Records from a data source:

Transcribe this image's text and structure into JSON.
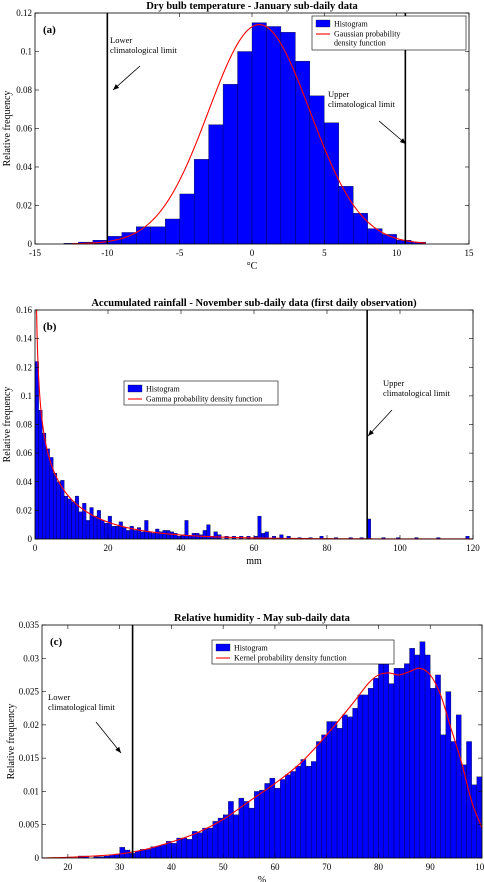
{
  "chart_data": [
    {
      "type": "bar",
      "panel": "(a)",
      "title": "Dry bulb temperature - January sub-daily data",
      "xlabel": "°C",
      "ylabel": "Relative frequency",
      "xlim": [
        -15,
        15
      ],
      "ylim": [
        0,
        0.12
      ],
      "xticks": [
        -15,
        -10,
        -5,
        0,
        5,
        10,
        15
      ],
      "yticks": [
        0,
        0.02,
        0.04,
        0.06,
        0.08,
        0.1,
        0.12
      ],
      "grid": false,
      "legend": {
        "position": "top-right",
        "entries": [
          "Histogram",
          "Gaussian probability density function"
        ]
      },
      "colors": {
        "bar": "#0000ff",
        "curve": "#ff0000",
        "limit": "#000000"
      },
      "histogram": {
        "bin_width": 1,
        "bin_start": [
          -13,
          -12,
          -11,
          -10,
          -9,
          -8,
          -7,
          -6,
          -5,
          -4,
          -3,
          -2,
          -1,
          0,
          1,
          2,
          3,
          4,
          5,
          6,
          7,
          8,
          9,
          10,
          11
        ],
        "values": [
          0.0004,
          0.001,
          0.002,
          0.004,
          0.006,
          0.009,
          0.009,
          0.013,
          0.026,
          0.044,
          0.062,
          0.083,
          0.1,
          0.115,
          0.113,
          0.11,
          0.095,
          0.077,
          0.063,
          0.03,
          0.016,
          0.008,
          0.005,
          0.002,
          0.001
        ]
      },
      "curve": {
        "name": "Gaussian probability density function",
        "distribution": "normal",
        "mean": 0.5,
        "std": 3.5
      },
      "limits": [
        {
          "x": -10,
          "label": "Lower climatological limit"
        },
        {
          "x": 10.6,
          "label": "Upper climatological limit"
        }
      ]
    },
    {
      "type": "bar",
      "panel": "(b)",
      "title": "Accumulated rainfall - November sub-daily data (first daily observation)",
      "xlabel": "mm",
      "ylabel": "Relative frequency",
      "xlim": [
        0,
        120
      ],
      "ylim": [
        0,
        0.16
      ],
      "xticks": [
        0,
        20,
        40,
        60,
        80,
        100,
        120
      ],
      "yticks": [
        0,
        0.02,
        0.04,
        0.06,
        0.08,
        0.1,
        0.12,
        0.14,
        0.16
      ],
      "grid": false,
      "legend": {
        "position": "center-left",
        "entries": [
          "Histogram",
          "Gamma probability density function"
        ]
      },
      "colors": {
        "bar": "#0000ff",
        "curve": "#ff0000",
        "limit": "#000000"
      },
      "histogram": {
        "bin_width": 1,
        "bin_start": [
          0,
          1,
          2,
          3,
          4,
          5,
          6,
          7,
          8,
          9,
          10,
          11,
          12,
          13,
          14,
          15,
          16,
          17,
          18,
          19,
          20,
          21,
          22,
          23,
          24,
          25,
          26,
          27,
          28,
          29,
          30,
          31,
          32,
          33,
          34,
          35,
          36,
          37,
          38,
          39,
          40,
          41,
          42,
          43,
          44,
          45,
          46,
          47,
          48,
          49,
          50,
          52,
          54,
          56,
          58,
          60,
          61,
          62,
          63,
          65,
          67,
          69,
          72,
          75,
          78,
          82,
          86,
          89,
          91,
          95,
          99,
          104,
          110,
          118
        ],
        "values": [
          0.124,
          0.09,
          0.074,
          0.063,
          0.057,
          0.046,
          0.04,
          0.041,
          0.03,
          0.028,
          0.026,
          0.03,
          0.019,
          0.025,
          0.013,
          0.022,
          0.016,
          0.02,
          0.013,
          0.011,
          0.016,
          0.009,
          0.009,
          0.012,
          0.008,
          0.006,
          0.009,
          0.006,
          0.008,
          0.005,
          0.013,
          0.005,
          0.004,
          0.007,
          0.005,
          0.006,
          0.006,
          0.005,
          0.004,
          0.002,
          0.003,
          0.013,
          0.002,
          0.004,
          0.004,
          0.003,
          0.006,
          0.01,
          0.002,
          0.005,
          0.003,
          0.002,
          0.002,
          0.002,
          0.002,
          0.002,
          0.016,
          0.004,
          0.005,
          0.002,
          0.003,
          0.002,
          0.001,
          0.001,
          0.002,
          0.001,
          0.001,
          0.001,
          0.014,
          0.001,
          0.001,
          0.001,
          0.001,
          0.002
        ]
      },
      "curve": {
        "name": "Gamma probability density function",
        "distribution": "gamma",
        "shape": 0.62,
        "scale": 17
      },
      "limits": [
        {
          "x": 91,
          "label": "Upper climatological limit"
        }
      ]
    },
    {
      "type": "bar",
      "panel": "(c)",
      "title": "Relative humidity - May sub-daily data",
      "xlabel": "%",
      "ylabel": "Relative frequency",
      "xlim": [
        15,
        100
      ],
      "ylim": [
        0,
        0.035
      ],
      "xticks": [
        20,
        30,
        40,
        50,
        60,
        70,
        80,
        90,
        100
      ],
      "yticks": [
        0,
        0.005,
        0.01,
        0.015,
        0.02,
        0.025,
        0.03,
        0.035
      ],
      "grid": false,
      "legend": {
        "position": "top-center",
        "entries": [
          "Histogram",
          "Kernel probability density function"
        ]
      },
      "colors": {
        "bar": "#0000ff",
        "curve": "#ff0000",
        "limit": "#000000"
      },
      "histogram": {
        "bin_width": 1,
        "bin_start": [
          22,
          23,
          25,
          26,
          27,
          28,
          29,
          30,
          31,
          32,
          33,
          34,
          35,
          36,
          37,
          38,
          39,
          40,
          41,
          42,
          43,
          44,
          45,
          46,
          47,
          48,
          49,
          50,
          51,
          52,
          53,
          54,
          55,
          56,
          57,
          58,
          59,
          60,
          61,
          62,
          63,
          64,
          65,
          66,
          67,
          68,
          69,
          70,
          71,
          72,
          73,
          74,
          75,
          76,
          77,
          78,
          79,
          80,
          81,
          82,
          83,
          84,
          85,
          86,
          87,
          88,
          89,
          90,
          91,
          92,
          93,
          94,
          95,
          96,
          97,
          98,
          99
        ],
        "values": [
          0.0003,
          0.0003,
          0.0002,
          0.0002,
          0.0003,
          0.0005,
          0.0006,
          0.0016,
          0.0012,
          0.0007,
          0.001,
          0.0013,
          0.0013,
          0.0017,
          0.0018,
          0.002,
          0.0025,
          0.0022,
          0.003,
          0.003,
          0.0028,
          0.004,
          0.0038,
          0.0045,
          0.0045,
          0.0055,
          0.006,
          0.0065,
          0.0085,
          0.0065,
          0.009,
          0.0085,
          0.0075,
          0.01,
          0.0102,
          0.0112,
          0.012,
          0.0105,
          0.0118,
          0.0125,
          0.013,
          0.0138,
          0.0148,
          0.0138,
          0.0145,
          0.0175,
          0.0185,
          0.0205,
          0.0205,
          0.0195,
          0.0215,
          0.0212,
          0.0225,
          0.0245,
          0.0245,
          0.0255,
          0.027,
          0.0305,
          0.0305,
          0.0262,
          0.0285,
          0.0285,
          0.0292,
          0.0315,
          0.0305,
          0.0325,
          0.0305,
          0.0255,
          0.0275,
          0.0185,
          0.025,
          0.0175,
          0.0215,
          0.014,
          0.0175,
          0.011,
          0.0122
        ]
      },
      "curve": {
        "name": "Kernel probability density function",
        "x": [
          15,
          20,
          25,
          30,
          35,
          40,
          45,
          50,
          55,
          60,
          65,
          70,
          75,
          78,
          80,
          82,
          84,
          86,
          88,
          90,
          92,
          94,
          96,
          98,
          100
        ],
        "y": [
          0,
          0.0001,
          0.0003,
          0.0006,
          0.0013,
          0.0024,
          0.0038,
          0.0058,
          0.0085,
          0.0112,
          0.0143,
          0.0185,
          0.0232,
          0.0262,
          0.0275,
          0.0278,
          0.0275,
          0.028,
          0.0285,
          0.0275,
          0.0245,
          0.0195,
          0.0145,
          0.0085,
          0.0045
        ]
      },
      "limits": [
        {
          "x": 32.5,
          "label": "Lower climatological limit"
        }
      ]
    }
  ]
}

** TASK TO CARRY OUT **
Pick out all lines from the data above in which the word "density" appears.

** EXERCISE RESPONSE **
          "Gaussian probability density function"
        "name": "Gaussian probability density function",
          "Gamma probability density function"
        "name": "Gamma probability density function",
          "Kernel probability density function"
        "name": "Kernel probability density function",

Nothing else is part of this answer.